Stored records
## Start
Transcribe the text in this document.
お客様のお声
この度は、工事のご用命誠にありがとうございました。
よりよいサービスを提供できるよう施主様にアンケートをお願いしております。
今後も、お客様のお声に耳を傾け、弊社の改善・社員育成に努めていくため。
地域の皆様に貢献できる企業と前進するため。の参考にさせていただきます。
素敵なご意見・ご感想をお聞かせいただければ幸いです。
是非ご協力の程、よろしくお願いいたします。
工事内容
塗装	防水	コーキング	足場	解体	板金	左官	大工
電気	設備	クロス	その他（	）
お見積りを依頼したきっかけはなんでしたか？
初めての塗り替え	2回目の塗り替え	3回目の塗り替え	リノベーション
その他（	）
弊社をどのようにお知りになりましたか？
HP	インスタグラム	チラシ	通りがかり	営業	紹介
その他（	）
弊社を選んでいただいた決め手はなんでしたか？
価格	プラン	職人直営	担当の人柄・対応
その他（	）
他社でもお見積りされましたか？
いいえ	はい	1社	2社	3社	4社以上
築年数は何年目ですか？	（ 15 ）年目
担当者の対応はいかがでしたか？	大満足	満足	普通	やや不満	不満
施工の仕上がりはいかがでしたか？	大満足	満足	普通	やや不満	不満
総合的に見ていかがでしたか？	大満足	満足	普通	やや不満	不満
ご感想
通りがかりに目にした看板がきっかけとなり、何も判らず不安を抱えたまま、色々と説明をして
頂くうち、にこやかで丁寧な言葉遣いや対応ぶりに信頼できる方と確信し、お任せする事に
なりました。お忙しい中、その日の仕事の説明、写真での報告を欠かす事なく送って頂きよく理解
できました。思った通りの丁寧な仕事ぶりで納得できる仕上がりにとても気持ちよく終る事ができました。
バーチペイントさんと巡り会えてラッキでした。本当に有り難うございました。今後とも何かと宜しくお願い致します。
## End
> [What to do]: Retype all of the material, keeping each line exact.

> [Answer below]:
Transcribe the text in this document.
お客様のお声
この度は、工事のご用命誠にありがとうございました。
よりよいサービスを提供できるよう施主様にアンケートをお願いしております。
今後も、お客様のお声に耳を傾け、弊社の改善・社員育成に努めていくため。
地域の皆様に貢献できる企業と前進するため。の参考にさせていただきます。
素敵なご意見・ご感想をお聞かせいただければ幸いです。
是非ご協力の程、よろしくお願いいたします。
工事内容
塗装	防水	コーキング	足場	解体	板金	左官	大工
電気	設備	クロス	その他（	）
お見積りを依頼したきっかけはなんでしたか？
初めての塗り替え	2回目の塗り替え	3回目の塗り替え	リノベーション
その他（	）
弊社をどのようにお知りになりましたか？
HP	インスタグラム	チラシ	通りがかり	営業	紹介
その他（	）
弊社を選んでいただいた決め手はなんでしたか？
価格	プラン	職人直営	担当の人柄・対応
その他（	）
他社でもお見積りされましたか？
いいえ	はい	1社	2社	3社	4社以上
築年数は何年目ですか？	（ 15 ）年目
担当者の対応はいかがでしたか？	大満足	満足	普通	やや不満	不満
施工の仕上がりはいかがでしたか？	大満足	満足	普通	やや不満	不満
総合的に見ていかがでしたか？	大満足	満足	普通	やや不満	不満
ご感想
通りがかりに目にした看板がきっかけとなり、何も判らず不安を抱えたまま、色々と説明をして
頂くうち、にこやかで丁寧な言葉遣いや対応ぶりに信頼できる方と確信し、お任せする事に
なりました。お忙しい中、その日の仕事の説明、写真での報告を欠かす事なく送って頂きよく理解
できました。思った通りの丁寧な仕事ぶりで納得できる仕上がりにとても気持ちよく終る事ができました。
バーチペイントさんと巡り会えてラッキでした。本当に有り難うございました。今後とも何かと宜しくお願い致します。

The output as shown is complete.